(Stored data)
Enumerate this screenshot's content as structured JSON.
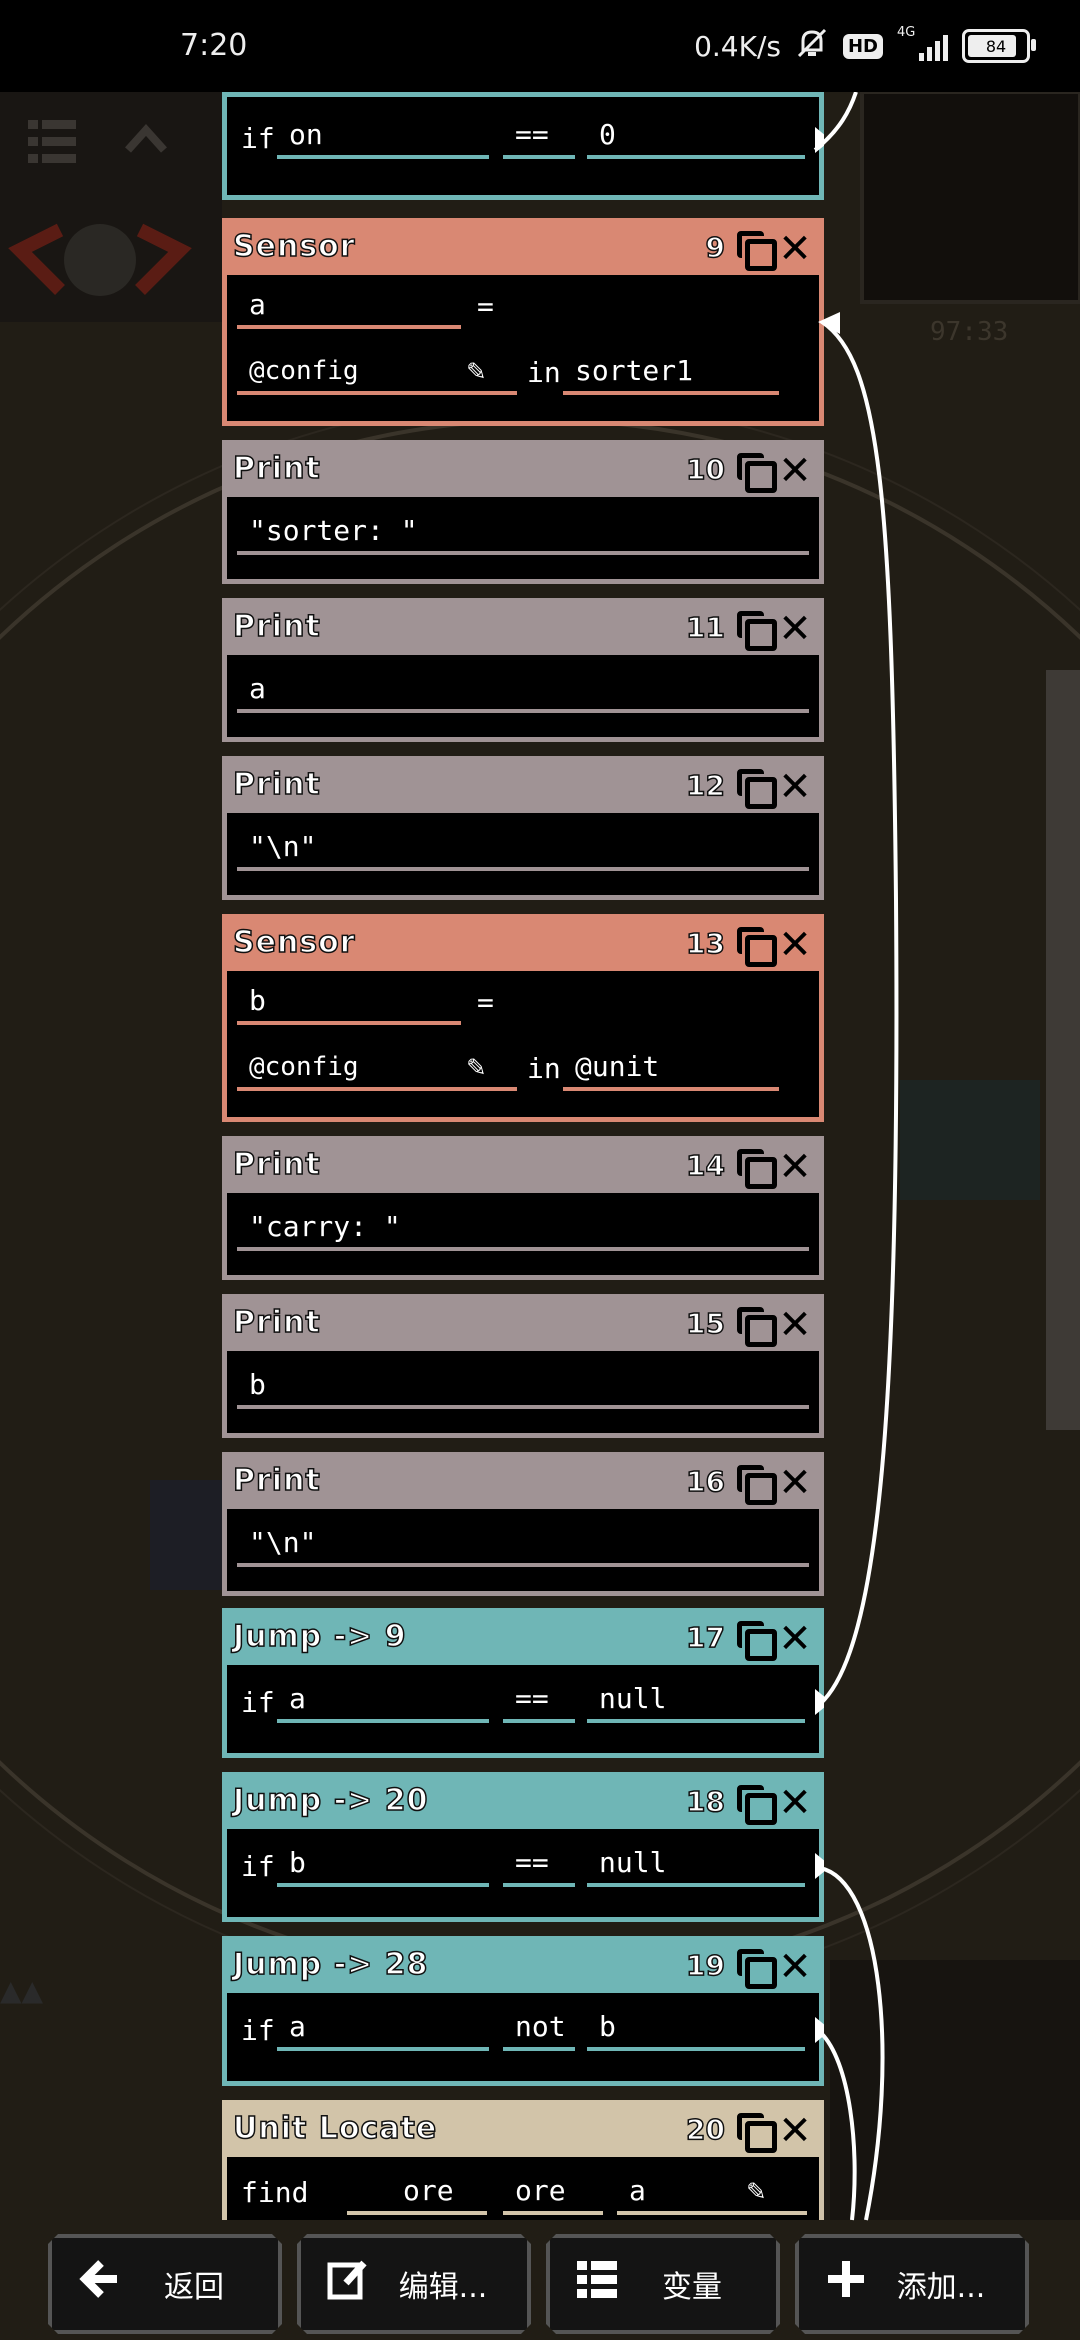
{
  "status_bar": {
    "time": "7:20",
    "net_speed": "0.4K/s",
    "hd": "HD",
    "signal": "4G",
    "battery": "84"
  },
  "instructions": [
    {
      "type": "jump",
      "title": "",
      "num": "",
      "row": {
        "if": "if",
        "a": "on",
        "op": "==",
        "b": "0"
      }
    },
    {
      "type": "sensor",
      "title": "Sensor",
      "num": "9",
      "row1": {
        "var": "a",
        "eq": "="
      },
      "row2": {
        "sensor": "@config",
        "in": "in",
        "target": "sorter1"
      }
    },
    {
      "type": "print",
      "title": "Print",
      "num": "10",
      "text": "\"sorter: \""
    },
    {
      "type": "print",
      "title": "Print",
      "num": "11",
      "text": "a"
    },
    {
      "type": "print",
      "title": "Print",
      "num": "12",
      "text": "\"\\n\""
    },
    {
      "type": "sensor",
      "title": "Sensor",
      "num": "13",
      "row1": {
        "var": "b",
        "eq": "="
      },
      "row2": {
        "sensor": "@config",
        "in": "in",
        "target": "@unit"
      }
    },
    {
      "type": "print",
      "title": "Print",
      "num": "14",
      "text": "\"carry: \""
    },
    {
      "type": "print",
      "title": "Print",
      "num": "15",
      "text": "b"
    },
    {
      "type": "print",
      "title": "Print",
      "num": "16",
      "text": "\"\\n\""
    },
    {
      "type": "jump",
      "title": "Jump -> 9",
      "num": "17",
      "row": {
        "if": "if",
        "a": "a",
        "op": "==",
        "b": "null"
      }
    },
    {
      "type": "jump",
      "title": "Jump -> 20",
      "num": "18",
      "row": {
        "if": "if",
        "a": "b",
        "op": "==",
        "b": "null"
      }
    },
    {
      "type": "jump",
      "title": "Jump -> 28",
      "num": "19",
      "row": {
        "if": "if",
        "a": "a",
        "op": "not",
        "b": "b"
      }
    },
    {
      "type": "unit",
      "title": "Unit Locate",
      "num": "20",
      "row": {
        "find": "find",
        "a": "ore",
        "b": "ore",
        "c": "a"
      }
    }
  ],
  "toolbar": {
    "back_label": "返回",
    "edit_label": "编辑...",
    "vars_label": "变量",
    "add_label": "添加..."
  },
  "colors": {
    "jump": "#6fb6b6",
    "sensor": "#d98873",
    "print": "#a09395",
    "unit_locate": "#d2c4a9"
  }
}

* * *

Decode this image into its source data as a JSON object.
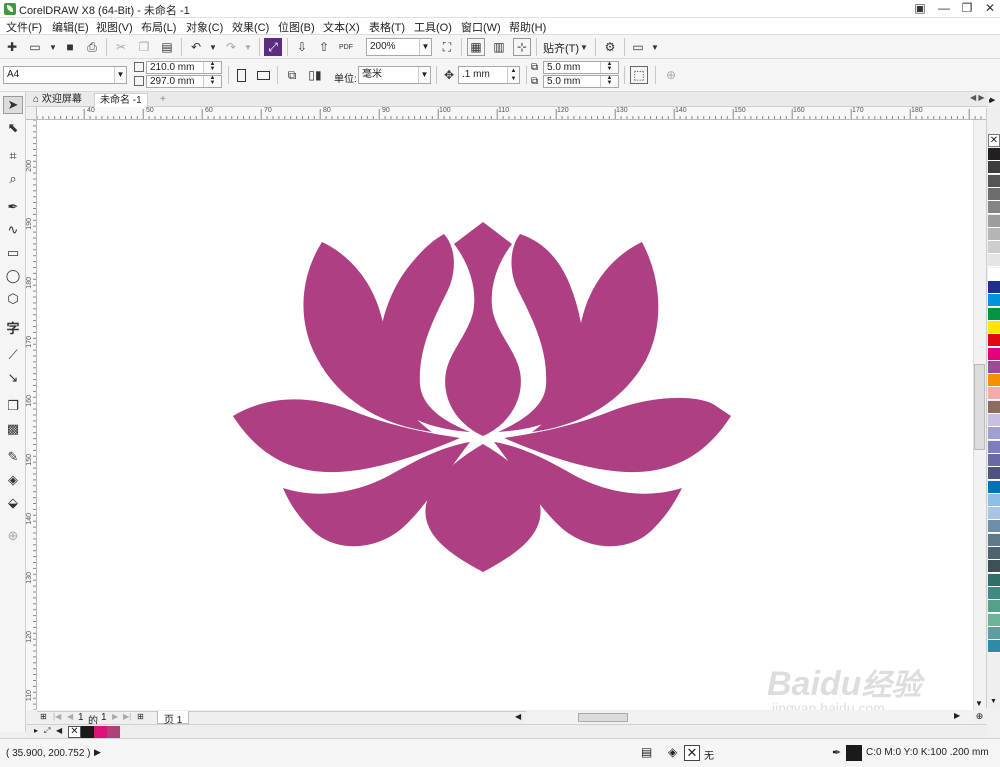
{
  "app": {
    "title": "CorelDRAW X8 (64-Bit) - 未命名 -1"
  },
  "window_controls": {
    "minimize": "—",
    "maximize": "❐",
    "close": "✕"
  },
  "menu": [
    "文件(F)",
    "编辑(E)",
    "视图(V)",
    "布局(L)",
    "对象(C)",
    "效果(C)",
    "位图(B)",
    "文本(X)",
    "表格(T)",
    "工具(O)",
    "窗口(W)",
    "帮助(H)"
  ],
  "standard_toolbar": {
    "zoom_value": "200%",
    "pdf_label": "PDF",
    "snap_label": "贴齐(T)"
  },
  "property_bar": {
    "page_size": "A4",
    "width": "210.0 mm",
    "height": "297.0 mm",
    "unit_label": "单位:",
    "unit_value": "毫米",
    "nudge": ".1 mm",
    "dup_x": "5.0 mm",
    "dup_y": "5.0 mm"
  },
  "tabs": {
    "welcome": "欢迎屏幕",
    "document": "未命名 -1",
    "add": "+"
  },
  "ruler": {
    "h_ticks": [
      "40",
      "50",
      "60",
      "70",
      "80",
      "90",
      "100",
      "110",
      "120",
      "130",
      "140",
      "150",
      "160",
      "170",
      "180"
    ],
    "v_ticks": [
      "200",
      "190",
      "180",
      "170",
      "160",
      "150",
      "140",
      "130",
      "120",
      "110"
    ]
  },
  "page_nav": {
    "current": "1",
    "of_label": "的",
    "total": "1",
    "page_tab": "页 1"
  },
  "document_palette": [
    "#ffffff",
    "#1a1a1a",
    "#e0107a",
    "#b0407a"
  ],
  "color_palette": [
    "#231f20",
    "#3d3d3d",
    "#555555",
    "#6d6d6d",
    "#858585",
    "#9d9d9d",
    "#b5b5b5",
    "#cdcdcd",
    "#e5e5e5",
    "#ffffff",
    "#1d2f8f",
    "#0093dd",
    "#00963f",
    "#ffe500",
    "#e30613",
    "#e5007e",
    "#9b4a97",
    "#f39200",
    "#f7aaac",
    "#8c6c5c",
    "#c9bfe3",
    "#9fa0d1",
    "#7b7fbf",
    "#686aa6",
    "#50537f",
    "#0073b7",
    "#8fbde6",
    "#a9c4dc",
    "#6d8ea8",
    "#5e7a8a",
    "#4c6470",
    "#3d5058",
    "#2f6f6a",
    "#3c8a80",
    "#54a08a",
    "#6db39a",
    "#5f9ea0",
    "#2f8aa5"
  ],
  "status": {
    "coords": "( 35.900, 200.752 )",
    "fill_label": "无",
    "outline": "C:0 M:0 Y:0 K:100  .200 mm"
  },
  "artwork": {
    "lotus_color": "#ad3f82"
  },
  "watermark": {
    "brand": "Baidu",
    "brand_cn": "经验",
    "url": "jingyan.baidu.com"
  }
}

→ **Aim of the task**: Select and copy every line from the records that includes the word "this".

→ **The completed task**:
Enumerate this screenshot's content as structured JSON.
Decode this image into its source data as a JSON object.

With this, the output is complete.